BEGIN

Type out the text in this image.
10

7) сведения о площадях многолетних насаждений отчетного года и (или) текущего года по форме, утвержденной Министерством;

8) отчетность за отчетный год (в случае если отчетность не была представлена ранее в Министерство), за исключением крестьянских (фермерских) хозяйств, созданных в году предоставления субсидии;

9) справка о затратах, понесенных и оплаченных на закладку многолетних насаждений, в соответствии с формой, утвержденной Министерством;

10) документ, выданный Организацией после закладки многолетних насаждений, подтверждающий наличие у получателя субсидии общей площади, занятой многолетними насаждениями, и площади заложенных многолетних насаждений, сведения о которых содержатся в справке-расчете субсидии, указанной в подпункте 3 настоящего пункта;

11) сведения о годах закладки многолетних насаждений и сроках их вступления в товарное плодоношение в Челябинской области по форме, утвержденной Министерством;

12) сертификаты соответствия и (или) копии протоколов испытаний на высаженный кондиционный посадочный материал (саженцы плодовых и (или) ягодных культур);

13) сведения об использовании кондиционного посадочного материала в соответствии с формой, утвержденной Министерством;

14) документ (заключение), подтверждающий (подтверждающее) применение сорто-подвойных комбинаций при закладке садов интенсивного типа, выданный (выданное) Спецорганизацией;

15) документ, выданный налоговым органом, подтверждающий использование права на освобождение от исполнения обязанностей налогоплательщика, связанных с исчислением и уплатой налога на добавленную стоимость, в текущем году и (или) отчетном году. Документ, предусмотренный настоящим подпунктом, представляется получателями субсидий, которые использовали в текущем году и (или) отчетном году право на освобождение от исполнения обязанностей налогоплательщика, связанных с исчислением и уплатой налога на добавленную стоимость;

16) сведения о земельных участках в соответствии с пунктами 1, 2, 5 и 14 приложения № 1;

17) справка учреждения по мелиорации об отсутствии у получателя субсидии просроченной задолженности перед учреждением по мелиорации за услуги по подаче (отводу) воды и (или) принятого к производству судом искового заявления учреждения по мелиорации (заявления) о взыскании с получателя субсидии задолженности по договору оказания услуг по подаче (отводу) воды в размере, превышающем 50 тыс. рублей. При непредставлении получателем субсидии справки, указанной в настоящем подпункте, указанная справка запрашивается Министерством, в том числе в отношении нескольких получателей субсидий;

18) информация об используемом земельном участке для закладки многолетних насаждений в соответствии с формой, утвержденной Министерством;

END

DIRECTIVE: Return the listing above in full, character for character.

WRITTEN SOLUTION:
Type out the text in this image.
10

7) сведения о площадях многолетних насаждений отчетного года и (или) текущего года по форме, утвержденной Министерством;

8) отчетность за отчетный год (в случае если отчетность не была представлена ранее в Министерство), за исключением крестьянских (фермерских) хозяйств, созданных в году предоставления субсидии;

9) справка о затратах, понесенных и оплаченных на закладку многолетних насаждений, в соответствии с формой, утвержденной Министерством;

10) документ, выданный Организацией после закладки многолетних насаждений, подтверждающий наличие у получателя субсидии общей площади, занятой многолетними насаждениями, и площади заложенных многолетних насаждений, сведения о которых содержатся в справке-расчете субсидии, указанной в подпункте 3 настоящего пункта;

11) сведения о годах закладки многолетних насаждений и сроках их вступления в товарное плодоношение в Челябинской области по форме, утвержденной Министерством;

12) сертификаты соответствия и (или) копии протоколов испытаний на высаженный кондиционный посадочный материал (саженцы плодовых и (или) ягодных культур);

13) сведения об использовании кондиционного посадочного материала в соответствии с формой, утвержденной Министерством;

14) документ (заключение), подтверждающий (подтверждающее) применение сорто-подвойных комбинаций при закладке садов интенсивного типа, выданный (выданное) Спецорганизацией;

15) документ, выданный налоговым органом, подтверждающий использование права на освобождение от исполнения обязанностей налогоплательщика, связанных с исчислением и уплатой налога на добавленную стоимость, в текущем году и (или) отчетном году. Документ, предусмотренный настоящим подпунктом, представляется получателями субсидий, которые использовали в текущем году и (или) отчетном году право на освобождение от исполнения обязанностей налогоплательщика, связанных с исчислением и уплатой налога на добавленную стоимость;

16) сведения о земельных участках в соответствии с пунктами 1, 2, 5 и 14 приложения № 1;

17) справка учреждения по мелиорации об отсутствии у получателя субсидии просроченной задолженности перед учреждением по мелиорации за услуги по подаче (отводу) воды и (или) принятого к производству судом искового заявления учреждения по мелиорации (заявления) о взыскании с получателя субсидии задолженности по договору оказания услуг по подаче (отводу) воды в размере, превышающем 50 тыс. рублей. При непредставлении получателем субсидии справки, указанной в настоящем подпункте, указанная справка запрашивается Министерством, в том числе в отношении нескольких получателей субсидий;

18) информация об используемом земельном участке для закладки многолетних насаждений в соответствии с формой, утвержденной Министерством;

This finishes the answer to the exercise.